Document text:
-- start --

To mitigate this performance impact, Copker can work with an intelligent scheduling scheme. The idea is to add a hold mode. In this mode, Copker still runs as a service to collect and hold decryption/signing requests from applications, but not performing the private-key operations. It periodically switches to the active mode to process all on-hold requests. Therefore, the performance will be improved by reducing the switch between the active and suspend modes. It also decreases the performance impact to the tasks on other cores by reducing the frequency of forcing them into the no-fill mode. This scheme is only effective in some scenarios, where Copker requests arrive at medium frequency and a small delay is tolerated.

# 5.4 Applicability

The prototype system is implemented on Intel O8200 CPUs and a customized Linux kernel, but the design is applicable to other platforms. First, Copker depends on two cache-fill modes, i.e., write-back mode and no-fill mode. These modes are supported on most (and almost all recent) Intel CPUs, and lots of ARM and AMD chips support similar controls [21], [22]. Second, the Copker design requires privileged registers to protect the master key, which are also available on ARM and AMD platforms [4], [23]. Finally, the Copker computation runs in an atomic section, and atomicity is a general function of commodity OSes. So it is practicable to integrate Copker into different platforms as common security services, and this integration requires the co-operation of vendors if the OSes are not open-source. Moreover, since it accesses only caches during the computations, such services offer the potential to prevent cache-based side channels in the virtualization environment [24], [25].

# 6 SECURITY ANALYSIS

# 6.1 Attacks Directly on Copker

We consider the protection of the password and the AES master key. First, Copker employs TRESOR to protect the master key, hence, all analyses of TRESOR also apply to (the AES portion of) Copker. On system booting, the OS kernel reads the password from users to derive the master key. All the memory traces must be carefully cleaned. In TRE-SOR, when the computer wakes up from the suspend mode, the administrator may type in the password again to derive the master key (and to access the encrypted hard disk); or, reboot the computer. This option gives attackers chances to compromise the password (i.e., the master key) if they launch keystroke-logger attacks, so Copker does not support such master key re-derivation. Since the AES master key is not used to encrypt disks, the computer still functions without it. If Copker is then invoked to provide services, the unavailability of the master key is notified to users via an error code. The master key has to be re-deviated by rebooting the machine.

-- end --

Given exercise 1: According to the Copker passage, which two cache-fill modes does Copker depend on?
Given exercise 2: Write out everything in the Copker passage from "To mitigate this" down to "delay is tolerated.".
Given exercise 3: Pick up the Copker passage after its final sentence and continue writing it.
The listing after this point is separate material with no connection to the Copker passage.

[Item position entries]
-- start --

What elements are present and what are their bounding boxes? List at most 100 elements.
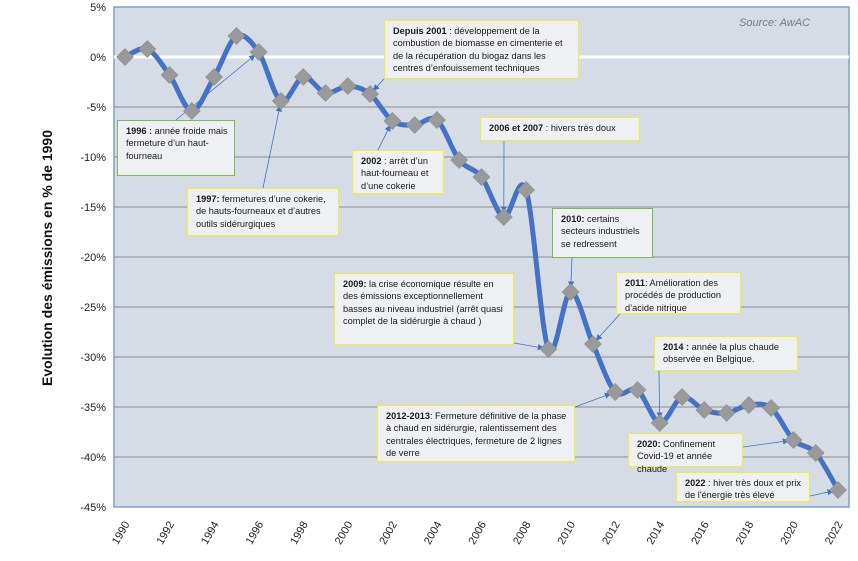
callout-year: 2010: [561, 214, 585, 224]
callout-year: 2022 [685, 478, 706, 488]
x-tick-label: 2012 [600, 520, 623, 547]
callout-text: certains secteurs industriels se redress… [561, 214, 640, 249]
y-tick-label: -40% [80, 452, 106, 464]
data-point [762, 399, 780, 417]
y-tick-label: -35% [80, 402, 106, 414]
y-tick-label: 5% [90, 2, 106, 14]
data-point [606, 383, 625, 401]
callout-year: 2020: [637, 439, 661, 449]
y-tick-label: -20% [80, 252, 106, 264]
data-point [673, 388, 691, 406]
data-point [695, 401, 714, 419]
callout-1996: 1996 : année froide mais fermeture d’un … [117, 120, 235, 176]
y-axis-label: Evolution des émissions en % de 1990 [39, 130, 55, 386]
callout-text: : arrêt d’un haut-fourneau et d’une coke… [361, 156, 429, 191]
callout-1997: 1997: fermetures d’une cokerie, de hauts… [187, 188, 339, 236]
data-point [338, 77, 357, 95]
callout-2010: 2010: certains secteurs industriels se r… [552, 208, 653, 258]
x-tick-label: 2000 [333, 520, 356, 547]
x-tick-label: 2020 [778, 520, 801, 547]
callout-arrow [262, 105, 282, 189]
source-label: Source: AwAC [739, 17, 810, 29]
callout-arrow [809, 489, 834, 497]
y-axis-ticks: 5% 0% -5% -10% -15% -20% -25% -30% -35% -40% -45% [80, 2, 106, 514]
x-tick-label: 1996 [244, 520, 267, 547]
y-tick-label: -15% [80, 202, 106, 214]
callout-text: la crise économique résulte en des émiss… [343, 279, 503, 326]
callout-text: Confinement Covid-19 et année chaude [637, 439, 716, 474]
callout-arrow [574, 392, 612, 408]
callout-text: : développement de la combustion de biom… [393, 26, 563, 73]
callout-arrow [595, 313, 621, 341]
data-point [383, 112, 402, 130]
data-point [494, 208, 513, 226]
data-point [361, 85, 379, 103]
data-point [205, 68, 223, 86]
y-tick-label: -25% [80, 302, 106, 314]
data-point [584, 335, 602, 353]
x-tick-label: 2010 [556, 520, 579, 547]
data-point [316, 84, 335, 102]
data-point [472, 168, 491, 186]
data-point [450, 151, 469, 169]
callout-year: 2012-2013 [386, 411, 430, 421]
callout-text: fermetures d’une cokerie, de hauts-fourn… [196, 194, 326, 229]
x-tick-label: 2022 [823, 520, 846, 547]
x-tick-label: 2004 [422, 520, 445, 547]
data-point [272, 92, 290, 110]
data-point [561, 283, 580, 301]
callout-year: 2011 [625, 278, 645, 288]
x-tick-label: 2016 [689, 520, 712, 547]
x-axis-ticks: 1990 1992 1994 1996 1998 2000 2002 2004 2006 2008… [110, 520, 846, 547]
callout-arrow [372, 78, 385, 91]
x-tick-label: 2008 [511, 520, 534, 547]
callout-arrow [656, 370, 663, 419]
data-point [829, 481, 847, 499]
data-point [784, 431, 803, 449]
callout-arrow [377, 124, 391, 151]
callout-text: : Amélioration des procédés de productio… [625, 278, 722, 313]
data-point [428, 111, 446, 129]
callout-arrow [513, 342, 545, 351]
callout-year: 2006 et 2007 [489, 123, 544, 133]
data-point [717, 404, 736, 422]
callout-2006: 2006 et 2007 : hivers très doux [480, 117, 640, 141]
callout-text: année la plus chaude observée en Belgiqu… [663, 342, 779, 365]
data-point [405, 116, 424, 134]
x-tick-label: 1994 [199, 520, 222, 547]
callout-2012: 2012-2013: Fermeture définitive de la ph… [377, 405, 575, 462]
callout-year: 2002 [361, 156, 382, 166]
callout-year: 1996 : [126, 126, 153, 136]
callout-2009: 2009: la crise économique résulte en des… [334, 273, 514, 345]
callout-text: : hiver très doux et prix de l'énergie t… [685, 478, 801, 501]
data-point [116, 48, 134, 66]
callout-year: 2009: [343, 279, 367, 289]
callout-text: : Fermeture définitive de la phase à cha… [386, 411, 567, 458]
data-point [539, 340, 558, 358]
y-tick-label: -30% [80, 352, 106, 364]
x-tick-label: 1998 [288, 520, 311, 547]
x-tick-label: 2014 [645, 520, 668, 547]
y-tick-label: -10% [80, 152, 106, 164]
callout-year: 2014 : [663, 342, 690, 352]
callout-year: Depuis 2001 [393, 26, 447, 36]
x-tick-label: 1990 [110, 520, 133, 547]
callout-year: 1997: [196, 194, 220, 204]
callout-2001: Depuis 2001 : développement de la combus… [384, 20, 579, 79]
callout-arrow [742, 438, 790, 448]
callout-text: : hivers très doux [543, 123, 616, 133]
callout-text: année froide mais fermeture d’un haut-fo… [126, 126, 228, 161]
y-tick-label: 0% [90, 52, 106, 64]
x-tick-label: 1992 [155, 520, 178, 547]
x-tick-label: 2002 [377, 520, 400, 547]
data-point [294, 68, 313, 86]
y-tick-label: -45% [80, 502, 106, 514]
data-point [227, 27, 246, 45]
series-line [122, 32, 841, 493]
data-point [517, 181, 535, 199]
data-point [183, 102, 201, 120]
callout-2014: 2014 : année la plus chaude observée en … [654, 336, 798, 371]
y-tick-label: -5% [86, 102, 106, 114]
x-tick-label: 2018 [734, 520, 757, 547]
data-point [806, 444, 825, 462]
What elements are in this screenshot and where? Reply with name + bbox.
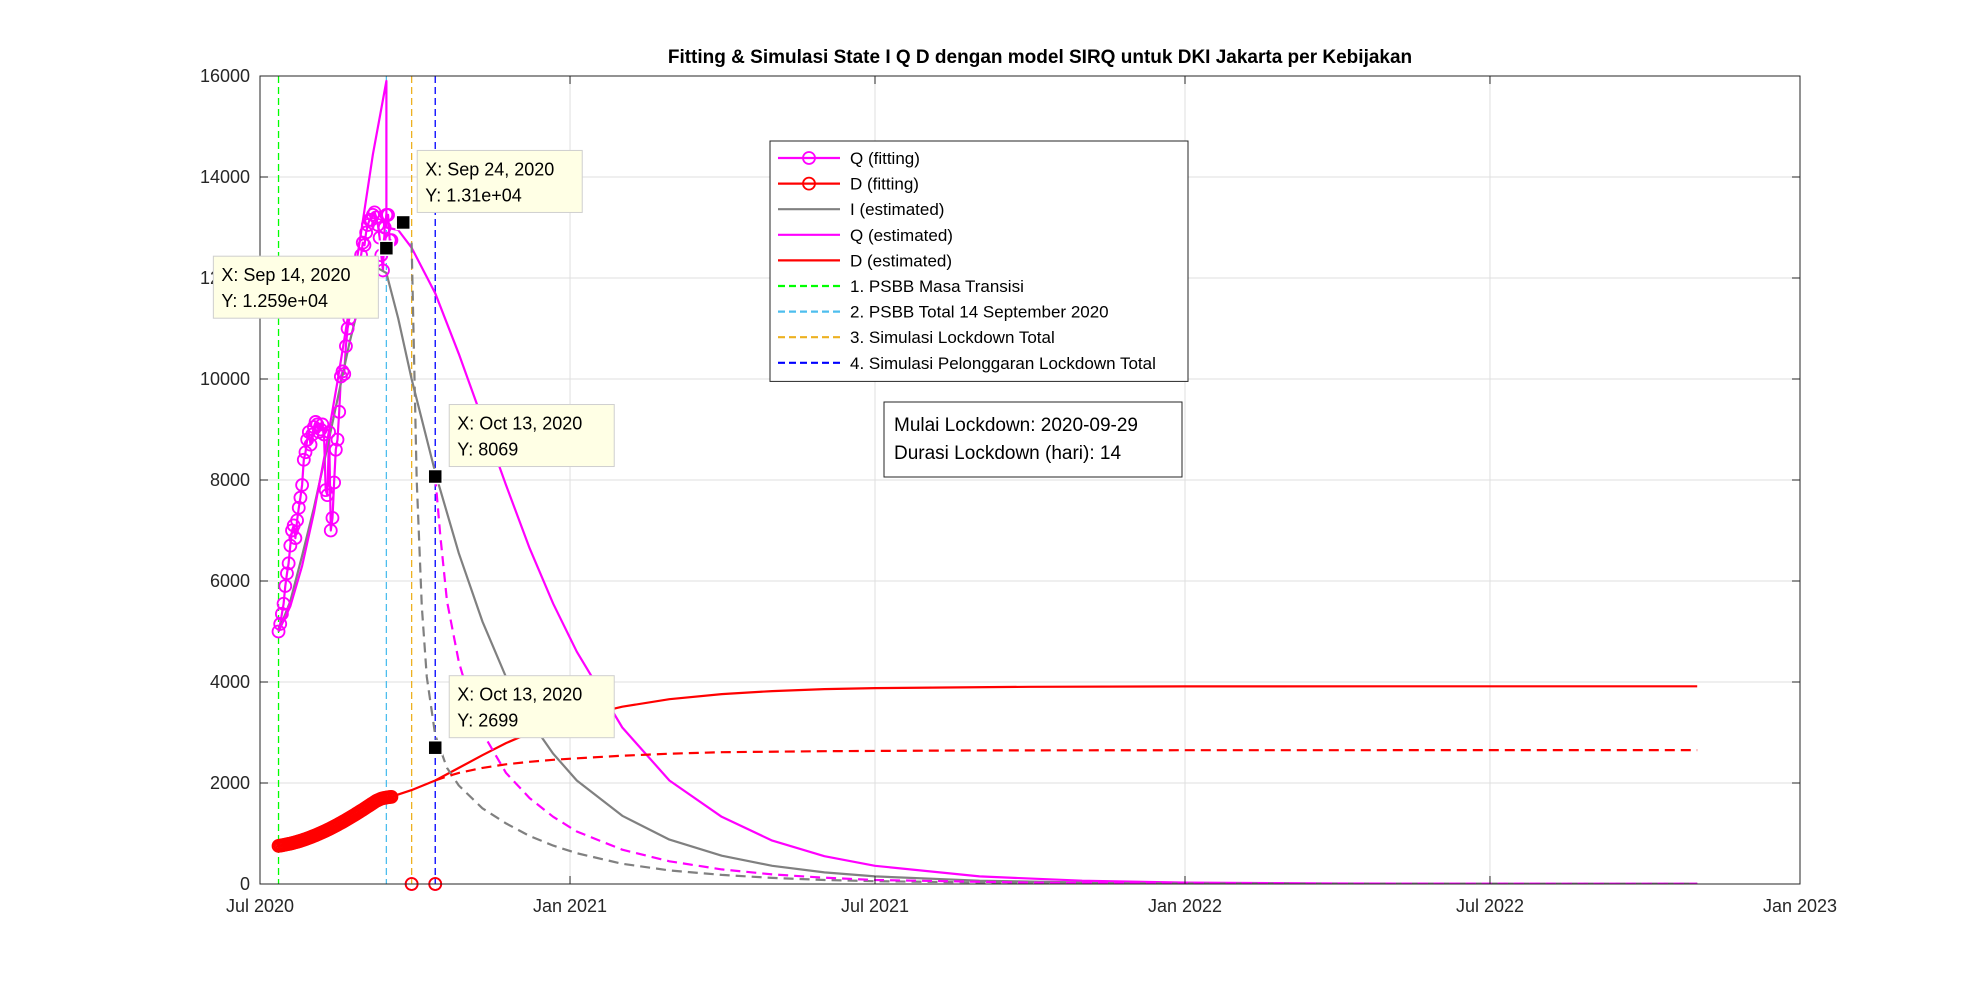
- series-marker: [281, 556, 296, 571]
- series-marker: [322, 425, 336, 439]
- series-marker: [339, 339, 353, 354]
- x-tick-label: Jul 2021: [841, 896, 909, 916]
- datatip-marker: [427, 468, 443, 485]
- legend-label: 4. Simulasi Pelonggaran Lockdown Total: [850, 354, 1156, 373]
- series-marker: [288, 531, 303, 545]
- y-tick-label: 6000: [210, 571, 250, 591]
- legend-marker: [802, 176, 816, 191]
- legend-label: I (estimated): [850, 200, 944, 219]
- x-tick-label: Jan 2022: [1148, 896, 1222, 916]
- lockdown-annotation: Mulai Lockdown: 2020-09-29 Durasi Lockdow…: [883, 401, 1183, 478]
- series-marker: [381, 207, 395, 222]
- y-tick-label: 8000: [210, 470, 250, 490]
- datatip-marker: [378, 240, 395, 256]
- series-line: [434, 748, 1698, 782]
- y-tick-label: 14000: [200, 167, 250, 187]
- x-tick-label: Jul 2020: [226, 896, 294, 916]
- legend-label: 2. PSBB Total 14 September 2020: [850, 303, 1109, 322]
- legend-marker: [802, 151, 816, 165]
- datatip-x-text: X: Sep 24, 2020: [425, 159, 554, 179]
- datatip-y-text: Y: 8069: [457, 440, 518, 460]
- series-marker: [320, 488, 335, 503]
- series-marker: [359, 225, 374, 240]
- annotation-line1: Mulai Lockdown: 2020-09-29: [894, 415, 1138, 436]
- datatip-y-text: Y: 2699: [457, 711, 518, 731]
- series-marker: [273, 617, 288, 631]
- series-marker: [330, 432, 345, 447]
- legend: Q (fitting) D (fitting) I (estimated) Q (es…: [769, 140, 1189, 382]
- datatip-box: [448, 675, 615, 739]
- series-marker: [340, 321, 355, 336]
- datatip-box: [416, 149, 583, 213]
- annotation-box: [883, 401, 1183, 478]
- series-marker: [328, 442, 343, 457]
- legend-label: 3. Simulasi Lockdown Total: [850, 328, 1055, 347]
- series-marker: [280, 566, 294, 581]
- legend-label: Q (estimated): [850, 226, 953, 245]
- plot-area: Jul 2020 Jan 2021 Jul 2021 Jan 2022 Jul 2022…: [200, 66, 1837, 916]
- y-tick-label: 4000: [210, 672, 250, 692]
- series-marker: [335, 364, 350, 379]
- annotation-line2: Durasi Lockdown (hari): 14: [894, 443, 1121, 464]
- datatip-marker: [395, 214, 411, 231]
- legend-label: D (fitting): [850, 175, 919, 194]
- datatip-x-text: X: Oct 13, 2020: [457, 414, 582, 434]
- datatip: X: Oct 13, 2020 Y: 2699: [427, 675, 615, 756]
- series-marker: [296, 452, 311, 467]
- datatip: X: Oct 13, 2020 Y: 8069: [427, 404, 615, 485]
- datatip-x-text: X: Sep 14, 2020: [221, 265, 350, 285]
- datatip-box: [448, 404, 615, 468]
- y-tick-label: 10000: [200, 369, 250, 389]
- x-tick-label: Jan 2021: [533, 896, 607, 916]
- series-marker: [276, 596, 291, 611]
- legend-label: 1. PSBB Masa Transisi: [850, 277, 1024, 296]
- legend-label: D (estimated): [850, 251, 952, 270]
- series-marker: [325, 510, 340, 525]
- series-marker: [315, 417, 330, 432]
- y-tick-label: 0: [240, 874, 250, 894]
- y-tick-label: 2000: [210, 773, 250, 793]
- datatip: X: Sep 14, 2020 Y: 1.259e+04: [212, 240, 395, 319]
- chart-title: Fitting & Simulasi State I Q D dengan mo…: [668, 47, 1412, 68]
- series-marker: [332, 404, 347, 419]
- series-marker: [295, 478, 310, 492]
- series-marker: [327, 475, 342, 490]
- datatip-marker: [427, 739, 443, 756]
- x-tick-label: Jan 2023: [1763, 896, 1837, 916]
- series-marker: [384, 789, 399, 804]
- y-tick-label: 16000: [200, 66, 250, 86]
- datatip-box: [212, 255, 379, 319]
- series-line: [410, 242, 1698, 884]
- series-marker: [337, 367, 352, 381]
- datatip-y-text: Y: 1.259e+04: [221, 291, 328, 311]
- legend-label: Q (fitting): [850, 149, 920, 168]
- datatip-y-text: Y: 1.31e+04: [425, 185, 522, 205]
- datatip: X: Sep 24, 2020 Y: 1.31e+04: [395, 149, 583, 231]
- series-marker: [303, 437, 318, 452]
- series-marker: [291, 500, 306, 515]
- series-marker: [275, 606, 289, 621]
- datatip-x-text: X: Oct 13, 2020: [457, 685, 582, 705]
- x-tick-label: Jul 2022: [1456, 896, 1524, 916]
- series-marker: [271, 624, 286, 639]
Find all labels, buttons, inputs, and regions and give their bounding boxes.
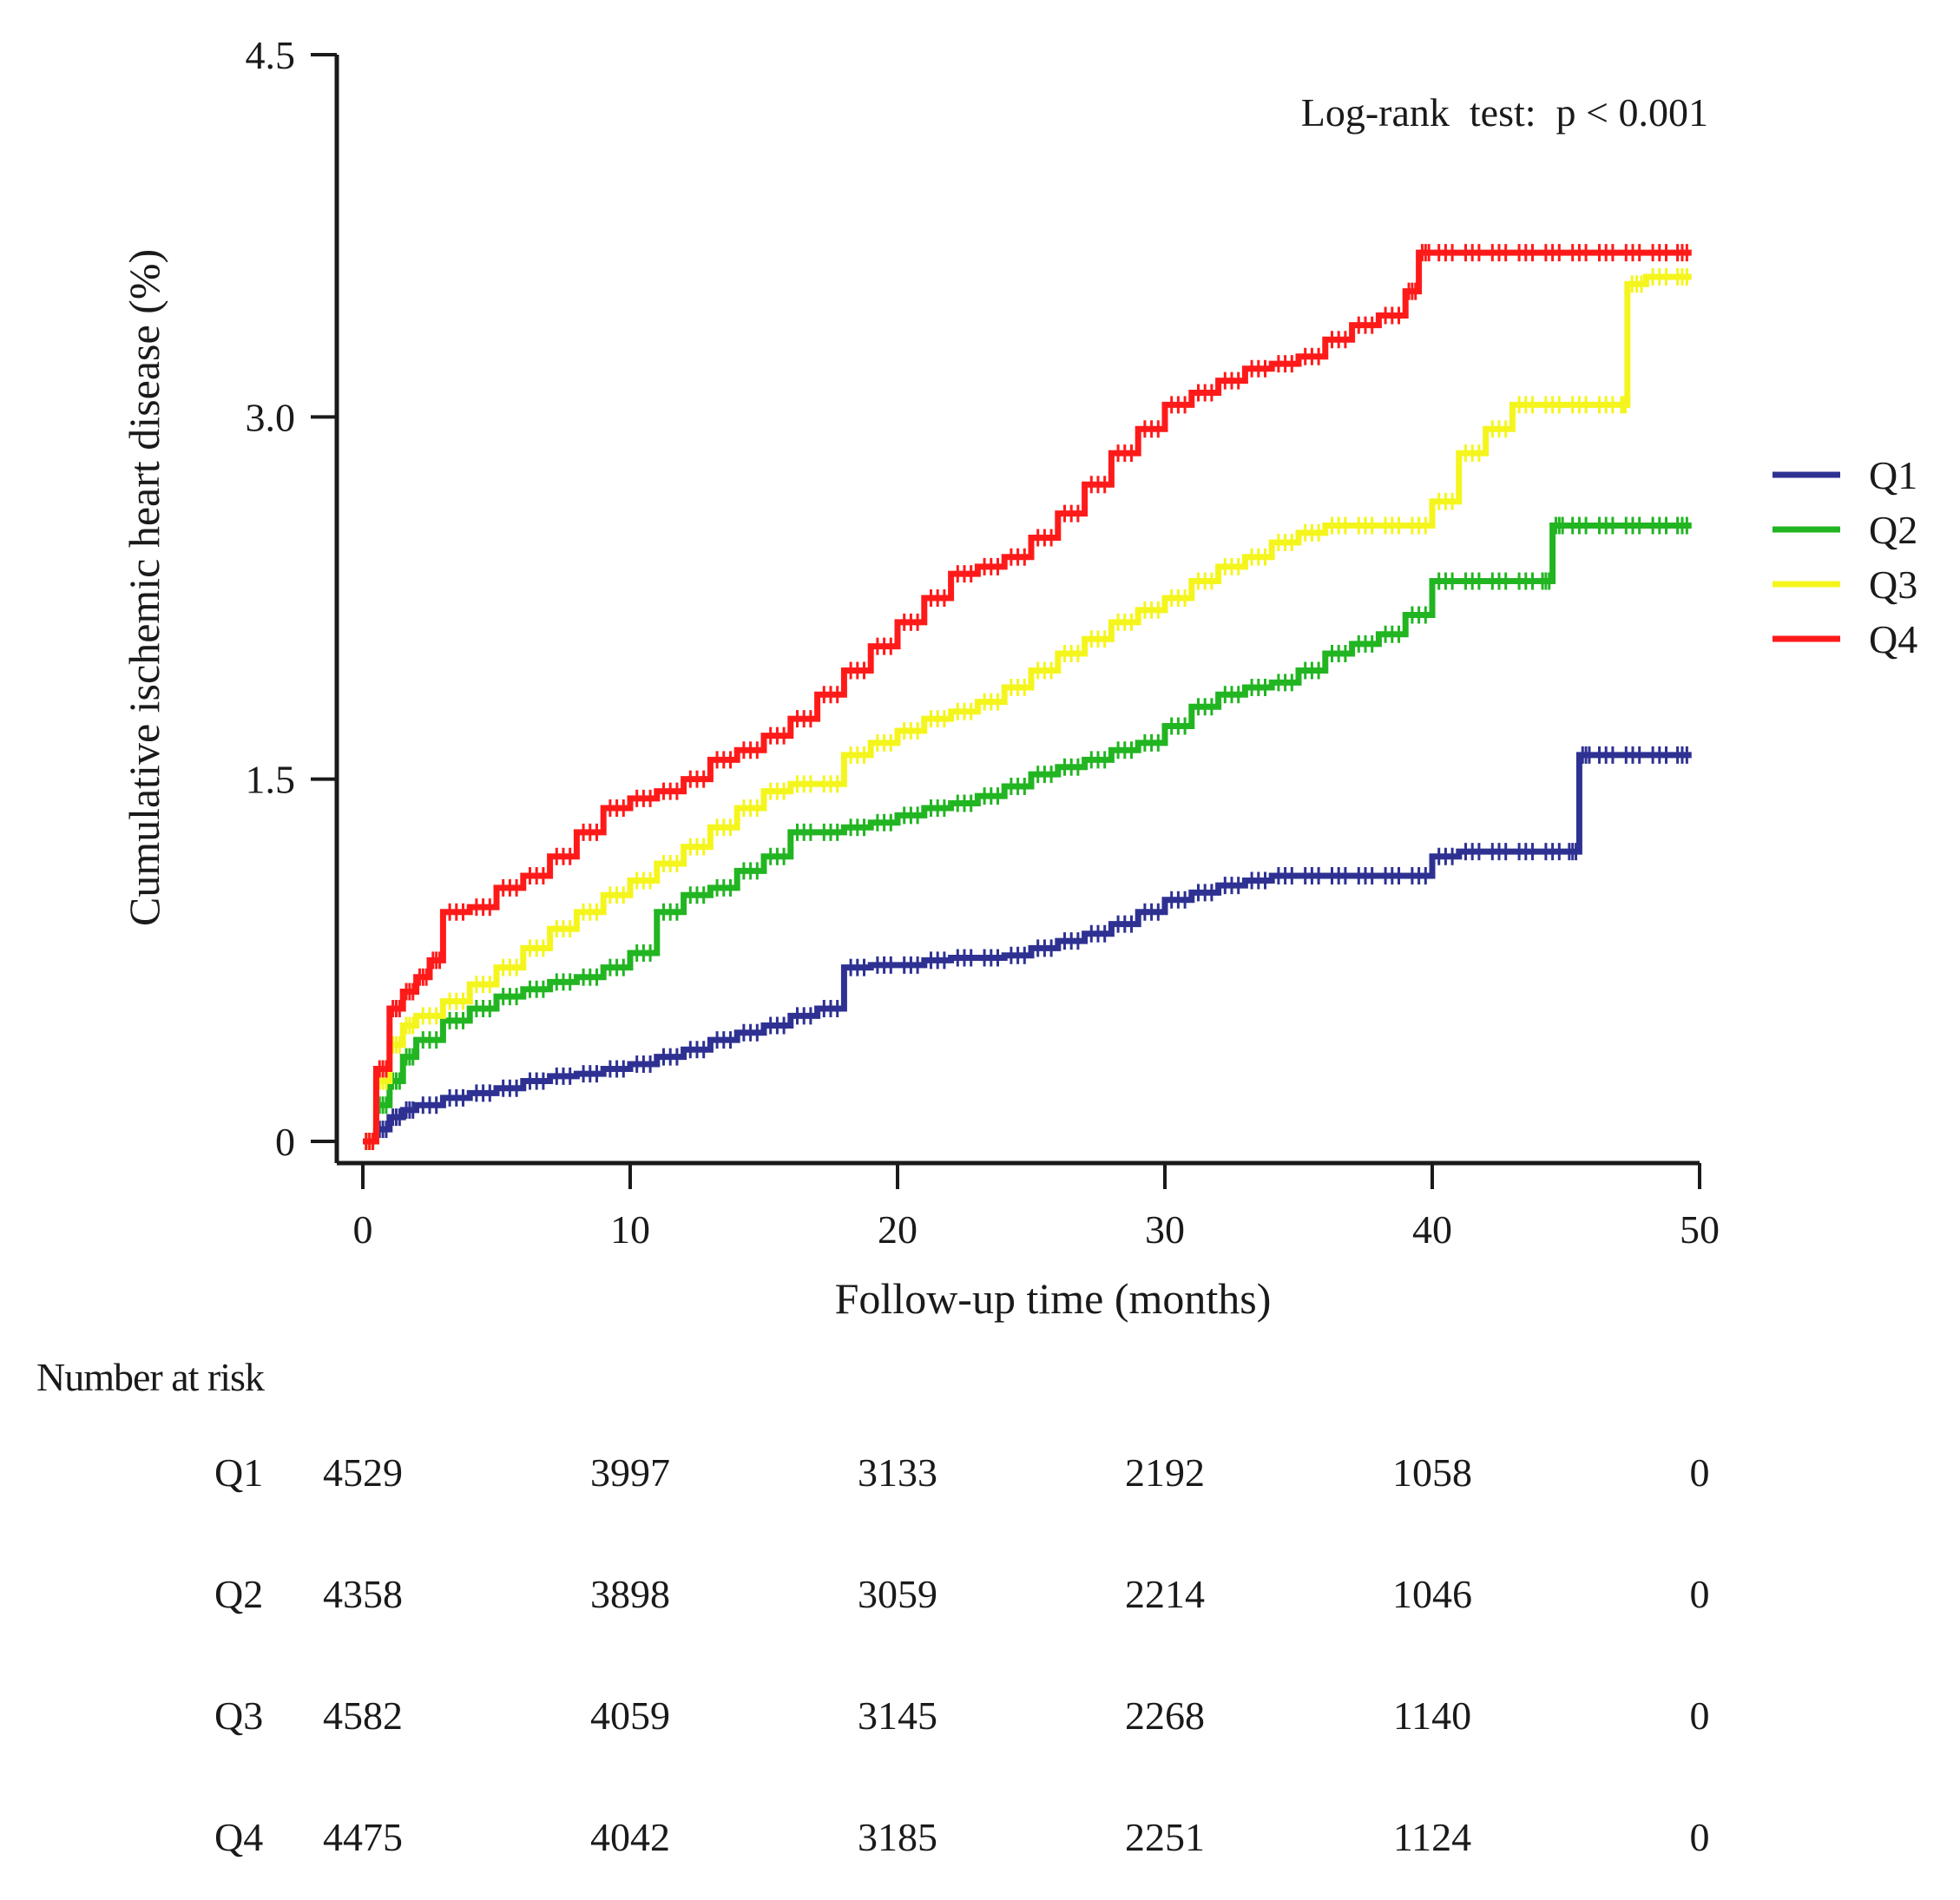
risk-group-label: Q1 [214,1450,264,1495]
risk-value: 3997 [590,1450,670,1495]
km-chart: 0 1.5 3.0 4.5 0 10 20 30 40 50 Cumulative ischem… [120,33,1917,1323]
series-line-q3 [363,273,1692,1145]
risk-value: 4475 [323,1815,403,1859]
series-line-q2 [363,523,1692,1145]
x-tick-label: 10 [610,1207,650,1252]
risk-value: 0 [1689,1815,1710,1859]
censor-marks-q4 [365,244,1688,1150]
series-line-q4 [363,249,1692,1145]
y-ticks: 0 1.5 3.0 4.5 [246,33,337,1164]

-- end --

Task answer 1: Write-back mode and no-fill mode.

Task answer 2:
To mitigate this performance impact, Copker can work with an intelligent scheduling scheme. The idea is to add a hold mode. In this mode, Copker still runs as a service to collect and hold decryption/signing requests from applications, but not performing the private-key operations. It periodically switches to the active mode to process all on-hold requests. Therefore, the performance will be improved by reducing the switch between the active and suspend modes. It also decreases the performance impact to the tasks on other cores by reducing the frequency of forcing them into the no-fill mode. This scheme is only effective in some scenarios, where Copker requests arrive at medium frequency and a small delay is tolerated.

Task answer 3:
A skillful attacker may launch bus-probing attacks, to monitor the FSB connecting the main memory and CPUs. As shown before, the plain-text sensitive memory data in cacheCryptoEnv is only generated inside the L1D cache and never appears in the FSB. In ECDSA signing, the precomputation table is loaded into the L1D cache as a whole; otherwise, if the table entries are loaded into caches one by one across the FSB as  $k \times G$  is being computed, such busprobing attacks could infer some information about k.

The OS entropy pool is not always random enough; sometimes, its outputs might be predictable [26], [27]. In Copker, although the OS-provided entropy is used to initialize and reseed the DRBG, the actual inputs appear only after the entropy data are decrypted with the AES master key. If the master key is well-protected, these inputs are computationally unpredictable and random to attackers.

The last attacks are side channels on cryptographic engines. Exploiting the fact that accessing cached data is about two orders of magnitude faster than those in RAM [28], various cache-based timing attacks could detect cache hits and misses during the computations and then deduce the keys [29], [30], [31], [32]. Copker is immune to such attacks, because it accesses only caches during the computations and no concurrent task is allowed to control the shared caches. Another timing side channel [33] on the RSA library of PolarSSL v1.1.4, has been fixed in the recent versions. Other side channels are built by analyzing electromagnetic fields [34], power [35], ground electric potential [36] or acoustic emanations [37]. There are algorithm designs against these side channel attacks, e.g., RSA blinding [38] and ECC randomization [39]. We will integrate these designs into Copker in the future.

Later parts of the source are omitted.